Required tasks –
(A) In the DRS4 converter post, do the following statements agree with the text? (i) The modified converter can decode data taken with any channel or set of channels. (ii) The internal file knows about the event header. (iii) When a file was tested, the feof function returned a value of 0. Answer yes or no for each, and quote the deciding words of the text.
(B) Reproduce word for word the part of the DRS4 converter post that opens with the words containing "For some events" and closes with "with two scenarios.".

++++ Given text

If course the file should not end in the middle of an event header. If it does, it means the file is corrupted and truncated, and we should not continue to read that file, that's why there is the break. The internal file is just a series of bytes, it does not know about the event header, so there will be no "error" if we have for example a missing event header but a voltage array. To be correct, the code should actually read

for (n=0 ; n<5 ; n++) {
      // read event header
      i = fread(&eh, sizeof(eh), 1, f);
      if (i < sizeof(eh))
         break;

Hope this helps,

Stefan

Abhishek Rajput wrote:

Hello,

I recently modified the binary to ROOT convertor written by Stefan (https://midas.psi.ch/elogs/DRS4+Forum/361) so it can decode data taken with any channel or set of channels  on the DRS4. In the process of testing this modifed version for data taken on all 4 channels, I encountered problems with decoding some of the event data. More specifically, upon hitting a certain event in some channel, the histograms for that channel would no longer be filled and the histograms for subsequent channels would not be filled with any event at all. 

After considerable bug hunting, I discovered the source of this problem was due to the break statement in the following code extract from the ROOT to binary macro:

 for (n=0 ; n<5 ; n++) {
      // read event header
      i = fread(&eh, sizeof(eh), 1, f);
      if (i < 1)
         break;

For some events apparently, the event header fails to be read properly (fread line returns 0 in this case). Moreover, when I used the feof and ferror functions on a particular file I was testing, the feof function returned a value of 1.

So my questions deal with two scenarios.

++++++++
++++ Collected material

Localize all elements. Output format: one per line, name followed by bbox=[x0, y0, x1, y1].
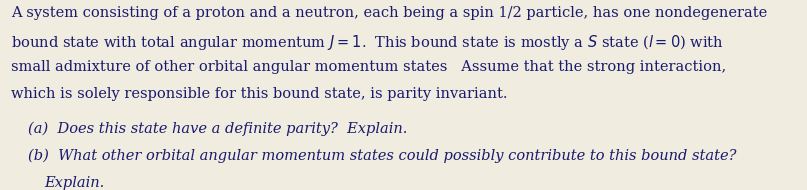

++++++++

Answer set –
(A)
(i) Yes: "so it can decode data taken with any channel or set of channels"
(ii) No: "it does not know about the event header"
(iii) No: "the feof function returned a value of 1"

(B)
For some events apparently, the event header fails to be read properly (fread line returns 0 in this case). Moreover, when I used the feof and ferror functions on a particular file I was testing, the feof function returned a value of 1.

So my questions deal with two scenarios.